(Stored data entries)
:::

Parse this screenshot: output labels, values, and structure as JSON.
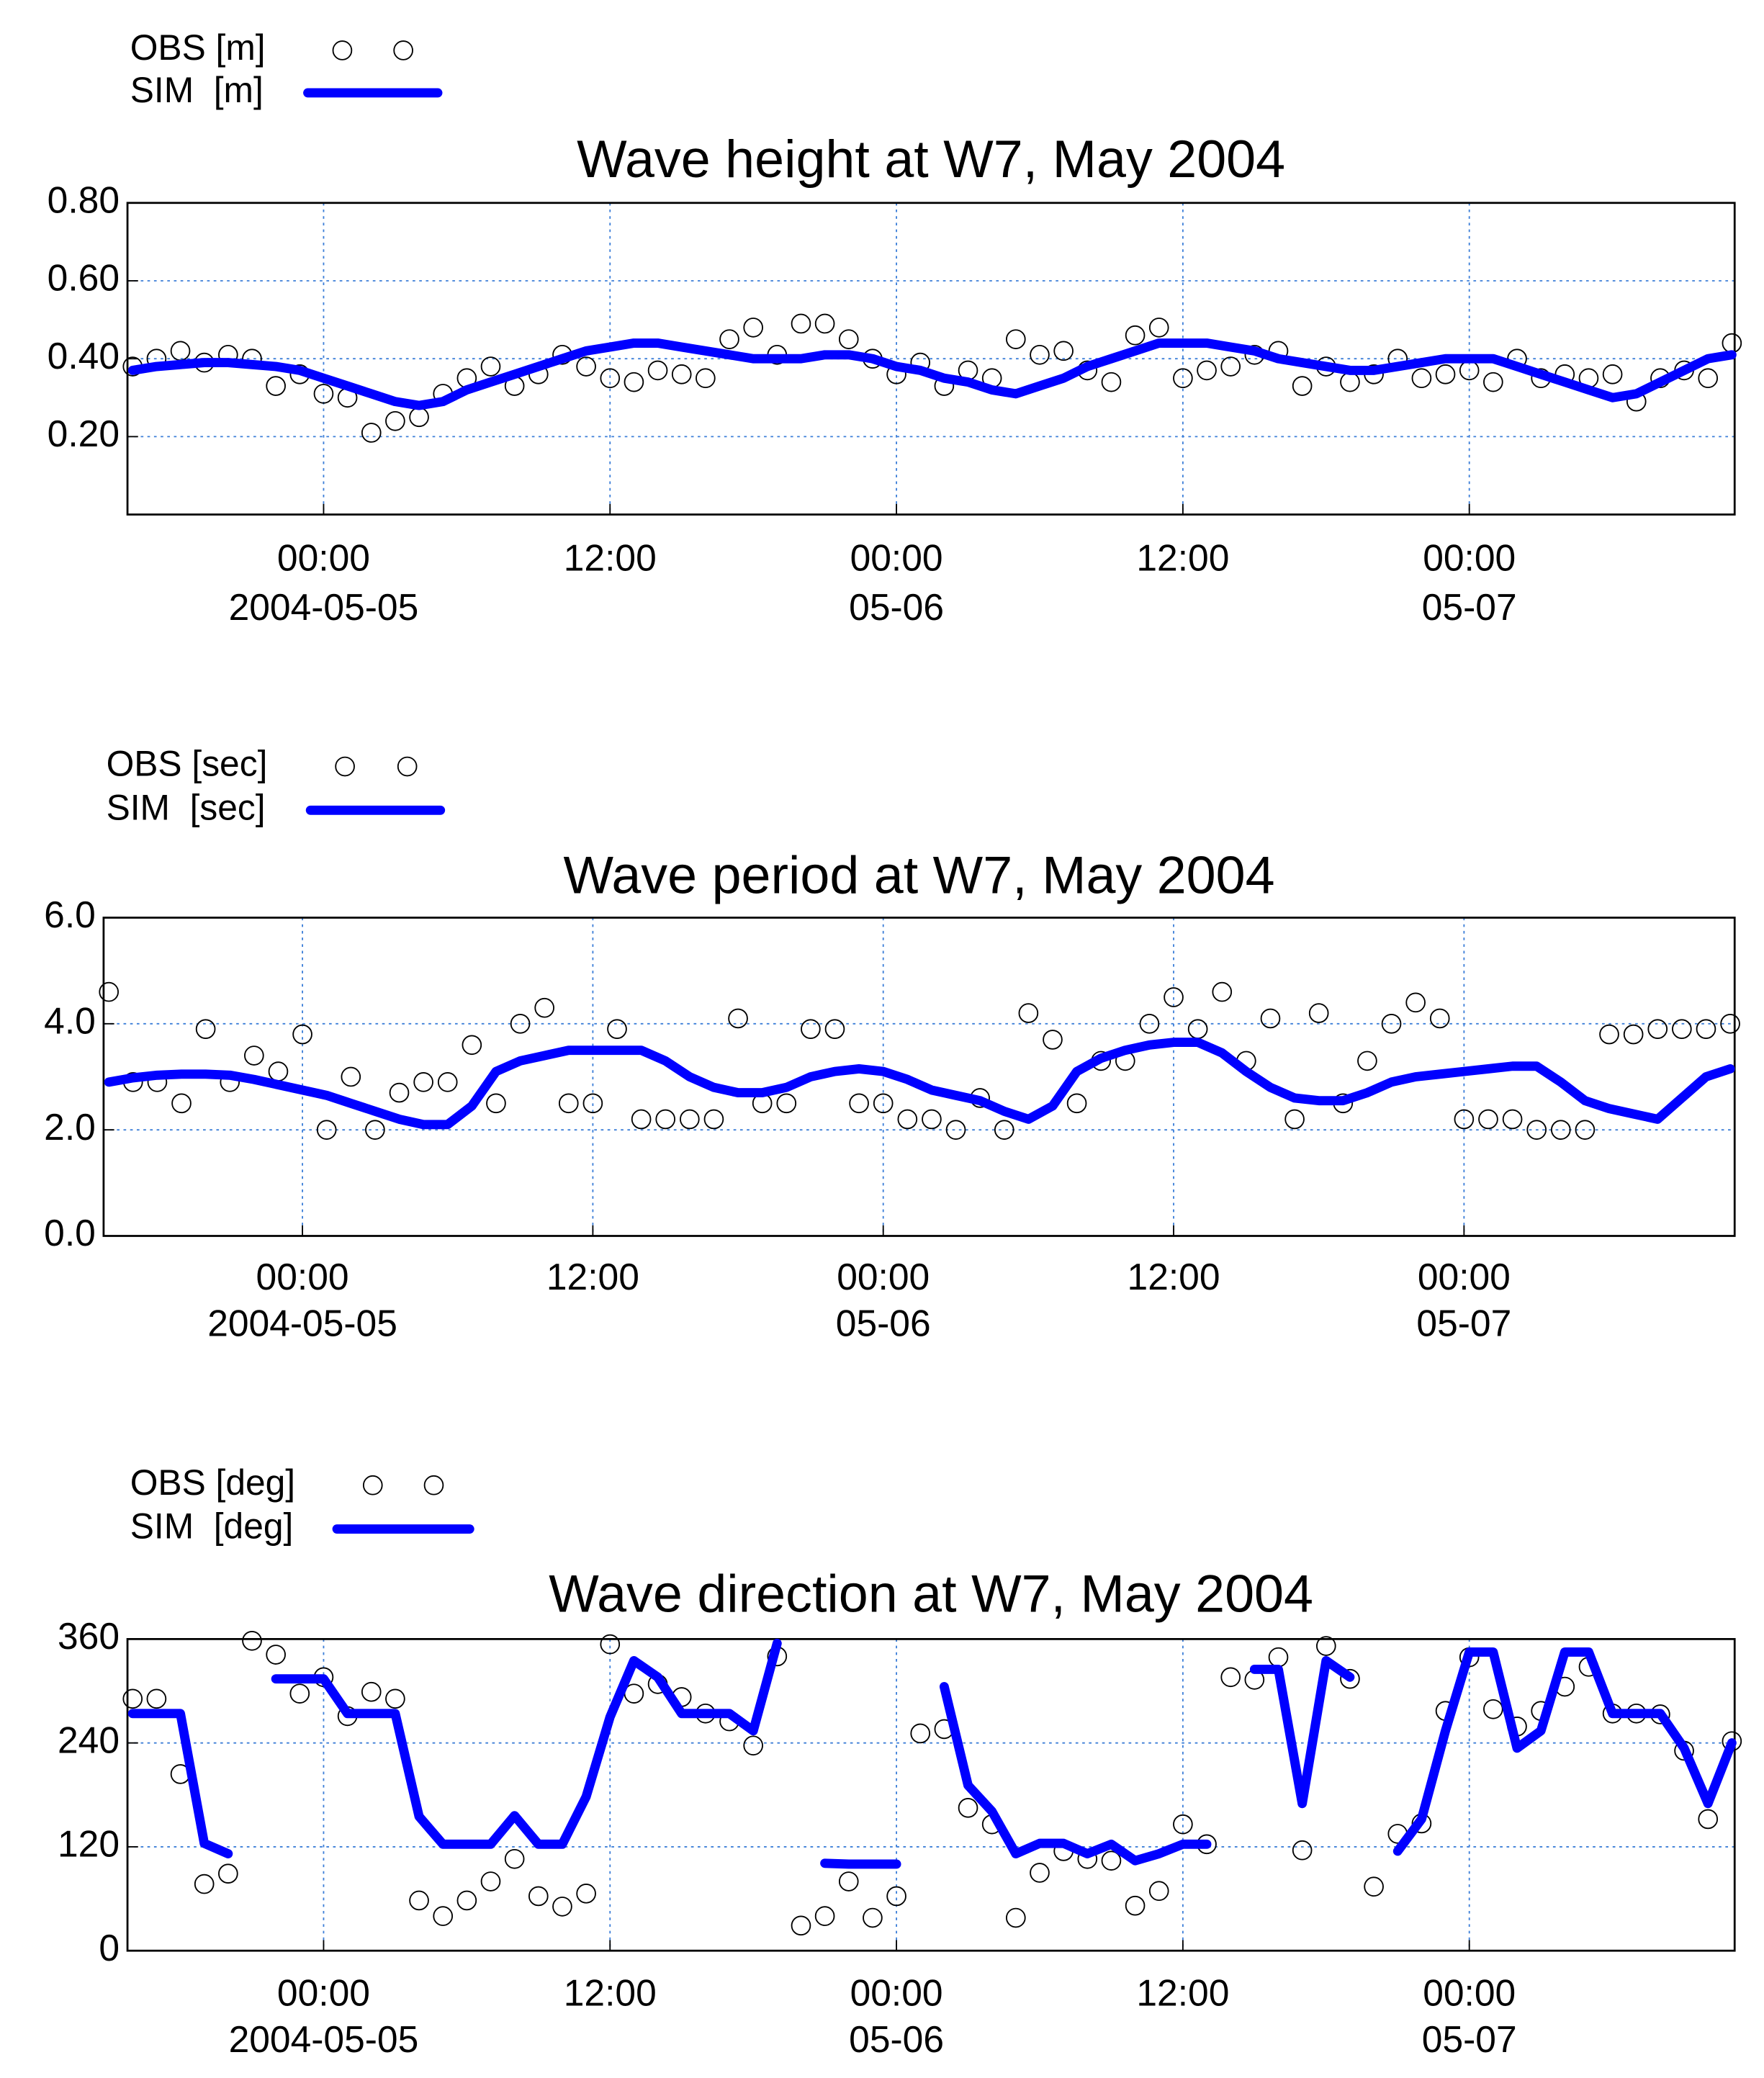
{
  "chart_data": [
    {
      "type": "line",
      "title": "Wave height at W7, May 2004",
      "x": [
        "2004-05-04 16:00",
        "2004-05-04 17:00",
        "2004-05-04 18:00",
        "2004-05-04 19:00",
        "2004-05-04 20:00",
        "2004-05-04 21:00",
        "2004-05-04 22:00",
        "2004-05-04 23:00",
        "2004-05-05 00:00",
        "2004-05-05 01:00",
        "2004-05-05 02:00",
        "2004-05-05 03:00",
        "2004-05-05 04:00",
        "2004-05-05 05:00",
        "2004-05-05 06:00",
        "2004-05-05 07:00",
        "2004-05-05 08:00",
        "2004-05-05 09:00",
        "2004-05-05 10:00",
        "2004-05-05 11:00",
        "2004-05-05 12:00",
        "2004-05-05 13:00",
        "2004-05-05 14:00",
        "2004-05-05 15:00",
        "2004-05-05 16:00",
        "2004-05-05 17:00",
        "2004-05-05 18:00",
        "2004-05-05 19:00",
        "2004-05-05 20:00",
        "2004-05-05 21:00",
        "2004-05-05 22:00",
        "2004-05-05 23:00",
        "2004-05-06 00:00",
        "2004-05-06 01:00",
        "2004-05-06 02:00",
        "2004-05-06 03:00",
        "2004-05-06 04:00",
        "2004-05-06 05:00",
        "2004-05-06 06:00",
        "2004-05-06 07:00",
        "2004-05-06 08:00",
        "2004-05-06 09:00",
        "2004-05-06 10:00",
        "2004-05-06 11:00",
        "2004-05-06 12:00",
        "2004-05-06 13:00",
        "2004-05-06 14:00",
        "2004-05-06 15:00",
        "2004-05-06 16:00",
        "2004-05-06 17:00",
        "2004-05-06 18:00",
        "2004-05-06 19:00",
        "2004-05-06 20:00",
        "2004-05-06 21:00",
        "2004-05-06 22:00",
        "2004-05-06 23:00",
        "2004-05-07 00:00",
        "2004-05-07 01:00",
        "2004-05-07 02:00",
        "2004-05-07 03:00",
        "2004-05-07 04:00",
        "2004-05-07 05:00",
        "2004-05-07 06:00",
        "2004-05-07 07:00",
        "2004-05-07 08:00",
        "2004-05-07 09:00",
        "2004-05-07 10:00",
        "2004-05-07 11:00"
      ],
      "series": [
        {
          "name": "OBS [m]",
          "mode": "markers",
          "color": "#000000",
          "values": [
            0.38,
            0.4,
            0.42,
            0.39,
            0.41,
            0.4,
            0.33,
            0.36,
            0.31,
            0.3,
            0.21,
            0.24,
            0.25,
            0.31,
            0.35,
            0.38,
            0.33,
            0.36,
            0.41,
            0.38,
            0.35,
            0.34,
            0.37,
            0.36,
            0.35,
            0.45,
            0.48,
            0.41,
            0.49,
            0.49,
            0.45,
            0.4,
            0.36,
            0.39,
            0.33,
            0.37,
            0.35,
            0.45,
            0.41,
            0.42,
            0.37,
            0.34,
            0.46,
            0.48,
            0.35,
            0.37,
            0.38,
            0.41,
            0.42,
            0.33,
            0.38,
            0.34,
            0.36,
            0.4,
            0.35,
            0.36,
            0.37,
            0.34,
            0.4,
            0.35,
            0.36,
            0.35,
            0.36,
            0.29,
            0.35,
            0.37,
            0.35,
            0.44
          ]
        },
        {
          "name": "SIM  [m]",
          "mode": "line",
          "color": "#0000ff",
          "values": [
            0.37,
            0.38,
            0.385,
            0.39,
            0.39,
            0.385,
            0.38,
            0.37,
            0.35,
            0.33,
            0.31,
            0.29,
            0.28,
            0.29,
            0.32,
            0.34,
            0.36,
            0.38,
            0.4,
            0.42,
            0.43,
            0.44,
            0.44,
            0.43,
            0.42,
            0.41,
            0.4,
            0.4,
            0.4,
            0.41,
            0.41,
            0.4,
            0.38,
            0.37,
            0.35,
            0.34,
            0.32,
            0.31,
            0.33,
            0.35,
            0.38,
            0.4,
            0.42,
            0.44,
            0.44,
            0.44,
            0.43,
            0.42,
            0.4,
            0.39,
            0.38,
            0.37,
            0.37,
            0.38,
            0.39,
            0.4,
            0.4,
            0.4,
            0.38,
            0.36,
            0.34,
            0.32,
            0.3,
            0.31,
            0.34,
            0.37,
            0.4,
            0.41
          ]
        }
      ],
      "xlim": [
        "2004-05-04 15:47",
        "2004-05-07 11:07"
      ],
      "xticks": [
        {
          "value": "2004-05-05 00:00",
          "label": [
            "00:00",
            "2004-05-05"
          ]
        },
        {
          "value": "2004-05-05 12:00",
          "label": [
            "12:00"
          ]
        },
        {
          "value": "2004-05-06 00:00",
          "label": [
            "00:00",
            "05-06"
          ]
        },
        {
          "value": "2004-05-06 12:00",
          "label": [
            "12:00"
          ]
        },
        {
          "value": "2004-05-07 00:00",
          "label": [
            "00:00",
            "05-07"
          ]
        }
      ],
      "ylim": [
        0,
        0.8
      ],
      "yticks": [
        {
          "value": 0.2,
          "label": "0.20"
        },
        {
          "value": 0.4,
          "label": "0.40"
        },
        {
          "value": 0.6,
          "label": "0.60"
        },
        {
          "value": 0.8,
          "label": "0.80"
        }
      ],
      "grid": true
    },
    {
      "type": "line",
      "title": "Wave period at W7, May 2004",
      "x": [
        "2004-05-04 16:00",
        "2004-05-04 17:00",
        "2004-05-04 18:00",
        "2004-05-04 19:00",
        "2004-05-04 20:00",
        "2004-05-04 21:00",
        "2004-05-04 22:00",
        "2004-05-04 23:00",
        "2004-05-05 00:00",
        "2004-05-05 01:00",
        "2004-05-05 02:00",
        "2004-05-05 03:00",
        "2004-05-05 04:00",
        "2004-05-05 05:00",
        "2004-05-05 06:00",
        "2004-05-05 07:00",
        "2004-05-05 08:00",
        "2004-05-05 09:00",
        "2004-05-05 10:00",
        "2004-05-05 11:00",
        "2004-05-05 12:00",
        "2004-05-05 13:00",
        "2004-05-05 14:00",
        "2004-05-05 15:00",
        "2004-05-05 16:00",
        "2004-05-05 17:00",
        "2004-05-05 18:00",
        "2004-05-05 19:00",
        "2004-05-05 20:00",
        "2004-05-05 21:00",
        "2004-05-05 22:00",
        "2004-05-05 23:00",
        "2004-05-06 00:00",
        "2004-05-06 01:00",
        "2004-05-06 02:00",
        "2004-05-06 03:00",
        "2004-05-06 04:00",
        "2004-05-06 05:00",
        "2004-05-06 06:00",
        "2004-05-06 07:00",
        "2004-05-06 08:00",
        "2004-05-06 09:00",
        "2004-05-06 10:00",
        "2004-05-06 11:00",
        "2004-05-06 12:00",
        "2004-05-06 13:00",
        "2004-05-06 14:00",
        "2004-05-06 15:00",
        "2004-05-06 16:00",
        "2004-05-06 17:00",
        "2004-05-06 18:00",
        "2004-05-06 19:00",
        "2004-05-06 20:00",
        "2004-05-06 21:00",
        "2004-05-06 22:00",
        "2004-05-06 23:00",
        "2004-05-07 00:00",
        "2004-05-07 01:00",
        "2004-05-07 02:00",
        "2004-05-07 03:00",
        "2004-05-07 04:00",
        "2004-05-07 05:00",
        "2004-05-07 06:00",
        "2004-05-07 07:00",
        "2004-05-07 08:00",
        "2004-05-07 09:00",
        "2004-05-07 10:00",
        "2004-05-07 11:00"
      ],
      "series": [
        {
          "name": "OBS [sec]",
          "mode": "markers",
          "color": "#000000",
          "values": [
            4.6,
            2.9,
            2.9,
            2.5,
            3.9,
            2.9,
            3.4,
            3.1,
            3.8,
            2.0,
            3.0,
            2.0,
            2.7,
            2.9,
            2.9,
            3.6,
            2.5,
            4.0,
            4.3,
            2.5,
            2.5,
            3.9,
            2.2,
            2.2,
            2.2,
            2.2,
            4.1,
            2.5,
            2.5,
            3.9,
            3.9,
            2.5,
            2.5,
            2.2,
            2.2,
            2.0,
            2.6,
            2.0,
            4.2,
            3.7,
            2.5,
            3.3,
            3.3,
            4.0,
            4.5,
            3.9,
            4.6,
            3.3,
            4.1,
            2.2,
            4.2,
            2.5,
            3.3,
            4.0,
            4.4,
            4.1,
            2.2,
            2.2,
            2.2,
            2.0,
            2.0,
            2.0,
            3.8,
            3.8,
            3.9,
            3.9,
            3.9,
            4.0
          ]
        },
        {
          "name": "SIM  [sec]",
          "mode": "line",
          "color": "#0000ff",
          "values": [
            2.9,
            2.98,
            3.03,
            3.05,
            3.05,
            3.03,
            2.95,
            2.85,
            2.75,
            2.65,
            2.5,
            2.35,
            2.2,
            2.1,
            2.1,
            2.45,
            3.1,
            3.3,
            3.4,
            3.5,
            3.5,
            3.5,
            3.5,
            3.3,
            3.0,
            2.8,
            2.7,
            2.7,
            2.8,
            3.0,
            3.1,
            3.15,
            3.1,
            2.95,
            2.75,
            2.65,
            2.55,
            2.35,
            2.2,
            2.45,
            3.1,
            3.35,
            3.5,
            3.6,
            3.65,
            3.65,
            3.45,
            3.1,
            2.8,
            2.6,
            2.55,
            2.55,
            2.7,
            2.9,
            3.0,
            3.05,
            3.1,
            3.15,
            3.2,
            3.2,
            2.9,
            2.55,
            2.4,
            2.3,
            2.2,
            2.6,
            3.0,
            3.15
          ]
        }
      ],
      "xlim": [
        "2004-05-04 15:47",
        "2004-05-07 11:11"
      ],
      "xticks": [
        {
          "value": "2004-05-05 00:00",
          "label": [
            "00:00",
            "2004-05-05"
          ]
        },
        {
          "value": "2004-05-05 12:00",
          "label": [
            "12:00"
          ]
        },
        {
          "value": "2004-05-06 00:00",
          "label": [
            "00:00",
            "05-06"
          ]
        },
        {
          "value": "2004-05-06 12:00",
          "label": [
            "12:00"
          ]
        },
        {
          "value": "2004-05-07 00:00",
          "label": [
            "00:00",
            "05-07"
          ]
        }
      ],
      "ylim": [
        0,
        6
      ],
      "yticks": [
        {
          "value": 0,
          "label": "0.0"
        },
        {
          "value": 2,
          "label": "2.0"
        },
        {
          "value": 4,
          "label": "4.0"
        },
        {
          "value": 6,
          "label": "6.0"
        }
      ],
      "grid": true
    },
    {
      "type": "line",
      "title": "Wave direction at W7, May 2004",
      "x": [
        "2004-05-04 16:00",
        "2004-05-04 17:00",
        "2004-05-04 18:00",
        "2004-05-04 19:00",
        "2004-05-04 20:00",
        "2004-05-04 21:00",
        "2004-05-04 22:00",
        "2004-05-04 23:00",
        "2004-05-05 00:00",
        "2004-05-05 01:00",
        "2004-05-05 02:00",
        "2004-05-05 03:00",
        "2004-05-05 04:00",
        "2004-05-05 05:00",
        "2004-05-05 06:00",
        "2004-05-05 07:00",
        "2004-05-05 08:00",
        "2004-05-05 09:00",
        "2004-05-05 10:00",
        "2004-05-05 11:00",
        "2004-05-05 12:00",
        "2004-05-05 13:00",
        "2004-05-05 14:00",
        "2004-05-05 15:00",
        "2004-05-05 16:00",
        "2004-05-05 17:00",
        "2004-05-05 18:00",
        "2004-05-05 19:00",
        "2004-05-05 20:00",
        "2004-05-05 21:00",
        "2004-05-05 22:00",
        "2004-05-05 23:00",
        "2004-05-06 00:00",
        "2004-05-06 01:00",
        "2004-05-06 02:00",
        "2004-05-06 03:00",
        "2004-05-06 04:00",
        "2004-05-06 05:00",
        "2004-05-06 06:00",
        "2004-05-06 07:00",
        "2004-05-06 08:00",
        "2004-05-06 09:00",
        "2004-05-06 10:00",
        "2004-05-06 11:00",
        "2004-05-06 12:00",
        "2004-05-06 13:00",
        "2004-05-06 14:00",
        "2004-05-06 15:00",
        "2004-05-06 16:00",
        "2004-05-06 17:00",
        "2004-05-06 18:00",
        "2004-05-06 19:00",
        "2004-05-06 20:00",
        "2004-05-06 21:00",
        "2004-05-06 22:00",
        "2004-05-06 23:00",
        "2004-05-07 00:00",
        "2004-05-07 01:00",
        "2004-05-07 02:00",
        "2004-05-07 03:00",
        "2004-05-07 04:00",
        "2004-05-07 05:00",
        "2004-05-07 06:00",
        "2004-05-07 07:00",
        "2004-05-07 08:00",
        "2004-05-07 09:00",
        "2004-05-07 10:00",
        "2004-05-07 11:00"
      ],
      "series": [
        {
          "name": "OBS [deg]",
          "mode": "markers",
          "color": "#000000",
          "values": [
            291,
            291,
            204,
            77,
            89,
            358,
            342,
            297,
            316,
            271,
            299,
            291,
            58,
            40,
            58,
            80,
            106,
            63,
            51,
            66,
            354,
            297,
            308,
            293,
            274,
            265,
            237,
            340,
            29,
            40,
            80,
            38,
            63,
            251,
            256,
            165,
            146,
            38,
            90,
            115,
            106,
            104,
            52,
            69,
            146,
            123,
            316,
            313,
            339,
            116,
            352,
            314,
            74,
            135,
            147,
            277,
            339,
            279,
            259,
            277,
            305,
            328,
            274,
            274,
            273,
            231,
            152,
            242
          ]
        },
        {
          "name": "SIM  [deg]",
          "mode": "line",
          "color": "#0000ff",
          "values": [
            274,
            274,
            274,
            124,
            112,
            null,
            314,
            314,
            314,
            274,
            274,
            274,
            155,
            123,
            123,
            123,
            156,
            123,
            123,
            178,
            270,
            335,
            316,
            274,
            274,
            274,
            254,
            355,
            null,
            101,
            100,
            100,
            100,
            null,
            305,
            191,
            161,
            112,
            124,
            124,
            112,
            123,
            104,
            112,
            123,
            123,
            null,
            325,
            325,
            170,
            335,
            316,
            null,
            115,
            152,
            254,
            345,
            345,
            234,
            254,
            345,
            345,
            274,
            274,
            274,
            234,
            170,
            240
          ]
        }
      ],
      "xlim": [
        "2004-05-04 15:47",
        "2004-05-07 11:07"
      ],
      "xticks": [
        {
          "value": "2004-05-05 00:00",
          "label": [
            "00:00",
            "2004-05-05"
          ]
        },
        {
          "value": "2004-05-05 12:00",
          "label": [
            "12:00"
          ]
        },
        {
          "value": "2004-05-06 00:00",
          "label": [
            "00:00",
            "05-06"
          ]
        },
        {
          "value": "2004-05-06 12:00",
          "label": [
            "12:00"
          ]
        },
        {
          "value": "2004-05-07 00:00",
          "label": [
            "00:00",
            "05-07"
          ]
        }
      ],
      "ylim": [
        0,
        360
      ],
      "yticks": [
        0,
        120,
        240,
        360
      ],
      "grid": true
    }
  ]
}
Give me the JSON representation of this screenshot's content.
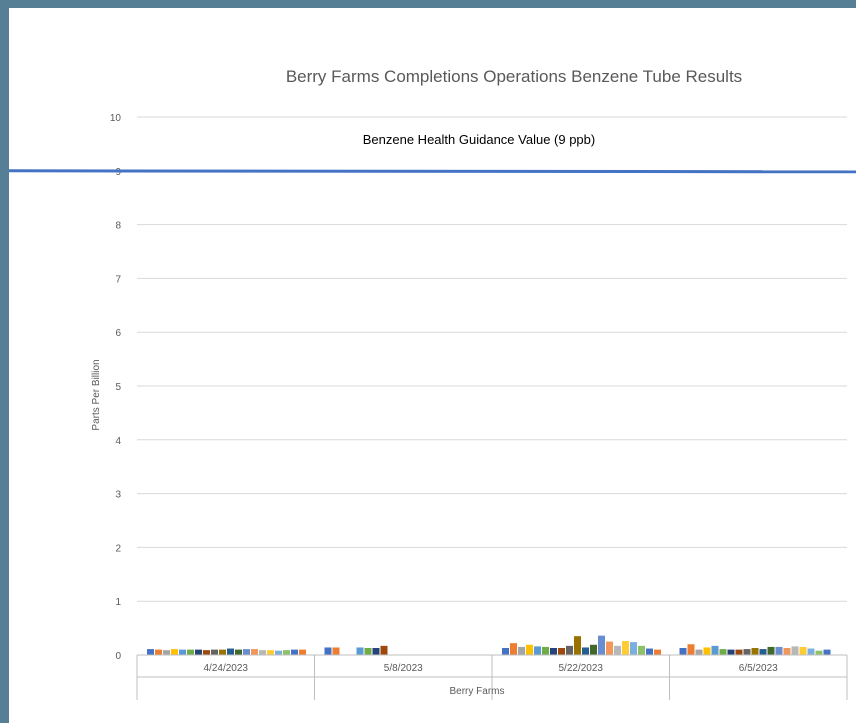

:::

Scan the material above. Copy each line that holds the word "JSON".

Parse this screenshot: output labels, values, and structure as JSON.
Give me the JSON representation of this screenshot's content.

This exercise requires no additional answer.